A run of records:
########################################

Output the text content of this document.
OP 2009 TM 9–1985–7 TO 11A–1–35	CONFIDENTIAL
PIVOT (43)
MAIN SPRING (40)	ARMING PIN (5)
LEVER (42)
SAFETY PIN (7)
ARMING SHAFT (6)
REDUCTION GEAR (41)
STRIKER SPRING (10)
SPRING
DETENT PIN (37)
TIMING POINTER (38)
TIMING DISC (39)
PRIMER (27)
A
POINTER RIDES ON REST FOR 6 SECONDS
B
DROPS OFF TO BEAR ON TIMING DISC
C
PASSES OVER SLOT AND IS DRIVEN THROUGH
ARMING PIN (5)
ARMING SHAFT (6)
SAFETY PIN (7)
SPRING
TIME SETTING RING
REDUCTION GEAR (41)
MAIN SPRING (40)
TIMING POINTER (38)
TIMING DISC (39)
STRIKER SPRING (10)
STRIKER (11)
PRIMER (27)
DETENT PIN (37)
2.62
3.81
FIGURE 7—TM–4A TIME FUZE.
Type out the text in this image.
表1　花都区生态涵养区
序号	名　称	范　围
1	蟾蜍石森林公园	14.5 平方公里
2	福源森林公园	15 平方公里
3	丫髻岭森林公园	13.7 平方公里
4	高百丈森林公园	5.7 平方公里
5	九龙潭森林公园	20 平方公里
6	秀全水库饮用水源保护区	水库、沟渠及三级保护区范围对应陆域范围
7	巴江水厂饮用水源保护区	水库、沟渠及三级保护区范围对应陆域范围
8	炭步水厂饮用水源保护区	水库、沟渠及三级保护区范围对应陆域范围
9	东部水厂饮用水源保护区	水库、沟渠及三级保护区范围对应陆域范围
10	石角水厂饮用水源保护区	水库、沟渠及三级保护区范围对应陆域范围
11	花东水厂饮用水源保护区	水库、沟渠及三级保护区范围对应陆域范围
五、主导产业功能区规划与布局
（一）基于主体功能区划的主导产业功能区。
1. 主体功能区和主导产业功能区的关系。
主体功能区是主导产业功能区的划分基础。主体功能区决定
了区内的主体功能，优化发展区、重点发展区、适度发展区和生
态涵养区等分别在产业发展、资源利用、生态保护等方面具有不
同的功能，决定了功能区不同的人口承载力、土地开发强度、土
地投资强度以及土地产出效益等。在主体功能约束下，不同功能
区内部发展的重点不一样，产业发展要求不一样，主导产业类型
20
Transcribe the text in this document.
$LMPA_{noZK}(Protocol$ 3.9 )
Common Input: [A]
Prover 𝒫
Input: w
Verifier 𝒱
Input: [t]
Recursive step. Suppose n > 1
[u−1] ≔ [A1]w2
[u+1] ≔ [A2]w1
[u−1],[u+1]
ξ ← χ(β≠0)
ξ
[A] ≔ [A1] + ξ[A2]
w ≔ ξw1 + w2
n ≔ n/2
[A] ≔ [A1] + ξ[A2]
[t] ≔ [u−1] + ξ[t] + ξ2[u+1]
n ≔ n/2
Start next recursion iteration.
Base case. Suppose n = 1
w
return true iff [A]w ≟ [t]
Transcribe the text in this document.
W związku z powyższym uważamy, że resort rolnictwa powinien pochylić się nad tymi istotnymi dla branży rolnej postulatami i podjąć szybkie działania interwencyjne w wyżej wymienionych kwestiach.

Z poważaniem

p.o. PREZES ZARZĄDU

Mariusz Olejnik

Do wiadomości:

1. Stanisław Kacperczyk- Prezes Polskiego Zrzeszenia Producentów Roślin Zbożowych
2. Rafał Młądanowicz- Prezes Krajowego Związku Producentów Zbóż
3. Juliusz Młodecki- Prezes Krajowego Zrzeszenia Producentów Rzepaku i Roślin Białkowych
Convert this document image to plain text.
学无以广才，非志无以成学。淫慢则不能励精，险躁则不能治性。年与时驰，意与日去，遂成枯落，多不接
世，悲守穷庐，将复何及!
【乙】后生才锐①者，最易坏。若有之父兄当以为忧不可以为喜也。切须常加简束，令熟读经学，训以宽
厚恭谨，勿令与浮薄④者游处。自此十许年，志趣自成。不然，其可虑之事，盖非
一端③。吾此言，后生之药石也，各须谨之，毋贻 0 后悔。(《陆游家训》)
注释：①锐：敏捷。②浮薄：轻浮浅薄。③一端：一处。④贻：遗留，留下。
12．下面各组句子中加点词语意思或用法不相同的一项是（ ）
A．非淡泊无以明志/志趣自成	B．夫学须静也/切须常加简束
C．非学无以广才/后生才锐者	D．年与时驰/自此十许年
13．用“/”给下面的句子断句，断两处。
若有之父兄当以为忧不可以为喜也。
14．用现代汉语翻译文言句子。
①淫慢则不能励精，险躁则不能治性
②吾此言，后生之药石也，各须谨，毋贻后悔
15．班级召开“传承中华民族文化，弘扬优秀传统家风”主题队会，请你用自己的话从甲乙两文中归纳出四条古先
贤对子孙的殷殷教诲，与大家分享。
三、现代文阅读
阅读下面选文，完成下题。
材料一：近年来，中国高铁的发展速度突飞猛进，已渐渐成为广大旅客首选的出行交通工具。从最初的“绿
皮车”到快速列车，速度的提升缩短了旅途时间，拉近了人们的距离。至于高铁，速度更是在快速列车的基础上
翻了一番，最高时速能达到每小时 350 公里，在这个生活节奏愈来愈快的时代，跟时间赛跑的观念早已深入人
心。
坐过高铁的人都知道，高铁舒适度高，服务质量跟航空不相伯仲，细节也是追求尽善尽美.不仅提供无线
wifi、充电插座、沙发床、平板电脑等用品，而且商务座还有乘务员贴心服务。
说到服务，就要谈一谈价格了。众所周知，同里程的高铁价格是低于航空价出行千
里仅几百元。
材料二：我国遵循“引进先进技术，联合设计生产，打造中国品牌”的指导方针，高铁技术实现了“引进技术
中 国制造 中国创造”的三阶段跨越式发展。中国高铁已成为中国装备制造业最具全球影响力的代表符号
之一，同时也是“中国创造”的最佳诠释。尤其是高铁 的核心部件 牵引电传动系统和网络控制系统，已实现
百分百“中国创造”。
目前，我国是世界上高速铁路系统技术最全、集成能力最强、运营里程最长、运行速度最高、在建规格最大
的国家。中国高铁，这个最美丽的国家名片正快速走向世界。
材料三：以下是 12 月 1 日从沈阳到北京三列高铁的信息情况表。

########################################

(TASK INSTRUCTIONS) Make an exact copy of every entry.

(EXERCISE ANSWER)
Output the text content of this document.
OP 2009 TM 9–1985–7 TO 11A–1–35	CONFIDENTIAL
PIVOT (43)
MAIN SPRING (40)	ARMING PIN (5)
LEVER (42)
SAFETY PIN (7)
ARMING SHAFT (6)
REDUCTION GEAR (41)
STRIKER SPRING (10)
SPRING
DETENT PIN (37)
TIMING POINTER (38)
TIMING DISC (39)
PRIMER (27)
A
POINTER RIDES ON REST FOR 6 SECONDS
B
DROPS OFF TO BEAR ON TIMING DISC
C
PASSES OVER SLOT AND IS DRIVEN THROUGH
ARMING PIN (5)
ARMING SHAFT (6)
SAFETY PIN (7)
SPRING
TIME SETTING RING
REDUCTION GEAR (41)
MAIN SPRING (40)
TIMING POINTER (38)
TIMING DISC (39)
STRIKER SPRING (10)
STRIKER (11)
PRIMER (27)
DETENT PIN (37)
2.62
3.81
FIGURE 7—TM–4A TIME FUZE.
Type out the text in this image.
表1　花都区生态涵养区
序号	名　称	范　围
1	蟾蜍石森林公园	14.5 平方公里
2	福源森林公园	15 平方公里
3	丫髻岭森林公园	13.7 平方公里
4	高百丈森林公园	5.7 平方公里
5	九龙潭森林公园	20 平方公里
6	秀全水库饮用水源保护区	水库、沟渠及三级保护区范围对应陆域范围
7	巴江水厂饮用水源保护区	水库、沟渠及三级保护区范围对应陆域范围
8	炭步水厂饮用水源保护区	水库、沟渠及三级保护区范围对应陆域范围
9	东部水厂饮用水源保护区	水库、沟渠及三级保护区范围对应陆域范围
10	石角水厂饮用水源保护区	水库、沟渠及三级保护区范围对应陆域范围
11	花东水厂饮用水源保护区	水库、沟渠及三级保护区范围对应陆域范围
五、主导产业功能区规划与布局
（一）基于主体功能区划的主导产业功能区。
1. 主体功能区和主导产业功能区的关系。
主体功能区是主导产业功能区的划分基础。主体功能区决定
了区内的主体功能，优化发展区、重点发展区、适度发展区和生
态涵养区等分别在产业发展、资源利用、生态保护等方面具有不
同的功能，决定了功能区不同的人口承载力、土地开发强度、土
地投资强度以及土地产出效益等。在主体功能约束下，不同功能
区内部发展的重点不一样，产业发展要求不一样，主导产业类型
20
Transcribe the text in this document.
$LMPA_{noZK}(Protocol$ 3.9 )
Common Input: [A]
Prover 𝒫
Input: w
Verifier 𝒱
Input: [t]
Recursive step. Suppose n > 1
[u−1] ≔ [A1]w2
[u+1] ≔ [A2]w1
[u−1],[u+1]
ξ ← χ(β≠0)
ξ
[A] ≔ [A1] + ξ[A2]
w ≔ ξw1 + w2
n ≔ n/2
[A] ≔ [A1] + ξ[A2]
[t] ≔ [u−1] + ξ[t] + ξ2[u+1]
n ≔ n/2
Start next recursion iteration.
Base case. Suppose n = 1
w
return true iff [A]w ≟ [t]
Transcribe the text in this document.
W związku z powyższym uważamy, że resort rolnictwa powinien pochylić się nad tymi istotnymi dla branży rolnej postulatami i podjąć szybkie działania interwencyjne w wyżej wymienionych kwestiach.

Z poważaniem

p.o. PREZES ZARZĄDU

Mariusz Olejnik

Do wiadomości:

1. Stanisław Kacperczyk- Prezes Polskiego Zrzeszenia Producentów Roślin Zbożowych
2. Rafał Młądanowicz- Prezes Krajowego Związku Producentów Zbóż
3. Juliusz Młodecki- Prezes Krajowego Zrzeszenia Producentów Rzepaku i Roślin Białkowych
Convert this document image to plain text.
学无以广才，非志无以成学。淫慢则不能励精，险躁则不能治性。年与时驰，意与日去，遂成枯落，多不接
世，悲守穷庐，将复何及!
【乙】后生才锐①者，最易坏。若有之父兄当以为忧不可以为喜也。切须常加简束，令熟读经学，训以宽
厚恭谨，勿令与浮薄④者游处。自此十许年，志趣自成。不然，其可虑之事，盖非
一端③。吾此言，后生之药石也，各须谨之，毋贻 0 后悔。(《陆游家训》)
注释：①锐：敏捷。②浮薄：轻浮浅薄。③一端：一处。④贻：遗留，留下。
12．下面各组句子中加点词语意思或用法不相同的一项是（ ）
A．非淡泊无以明志/志趣自成	B．夫学须静也/切须常加简束
C．非学无以广才/后生才锐者	D．年与时驰/自此十许年
13．用“/”给下面的句子断句，断两处。
若有之父兄当以为忧不可以为喜也。
14．用现代汉语翻译文言句子。
①淫慢则不能励精，险躁则不能治性
②吾此言，后生之药石也，各须谨，毋贻后悔
15．班级召开“传承中华民族文化，弘扬优秀传统家风”主题队会，请你用自己的话从甲乙两文中归纳出四条古先
贤对子孙的殷殷教诲，与大家分享。
三、现代文阅读
阅读下面选文，完成下题。
材料一：近年来，中国高铁的发展速度突飞猛进，已渐渐成为广大旅客首选的出行交通工具。从最初的“绿
皮车”到快速列车，速度的提升缩短了旅途时间，拉近了人们的距离。至于高铁，速度更是在快速列车的基础上
翻了一番，最高时速能达到每小时 350 公里，在这个生活节奏愈来愈快的时代，跟时间赛跑的观念早已深入人
心。
坐过高铁的人都知道，高铁舒适度高，服务质量跟航空不相伯仲，细节也是追求尽善尽美.不仅提供无线
wifi、充电插座、沙发床、平板电脑等用品，而且商务座还有乘务员贴心服务。
说到服务，就要谈一谈价格了。众所周知，同里程的高铁价格是低于航空价出行千
里仅几百元。
材料二：我国遵循“引进先进技术，联合设计生产，打造中国品牌”的指导方针，高铁技术实现了“引进技术
中 国制造 中国创造”的三阶段跨越式发展。中国高铁已成为中国装备制造业最具全球影响力的代表符号
之一，同时也是“中国创造”的最佳诠释。尤其是高铁 的核心部件 牵引电传动系统和网络控制系统，已实现
百分百“中国创造”。
目前，我国是世界上高速铁路系统技术最全、集成能力最强、运营里程最长、运行速度最高、在建规格最大
的国家。中国高铁，这个最美丽的国家名片正快速走向世界。
材料三：以下是 12 月 1 日从沈阳到北京三列高铁的信息情况表。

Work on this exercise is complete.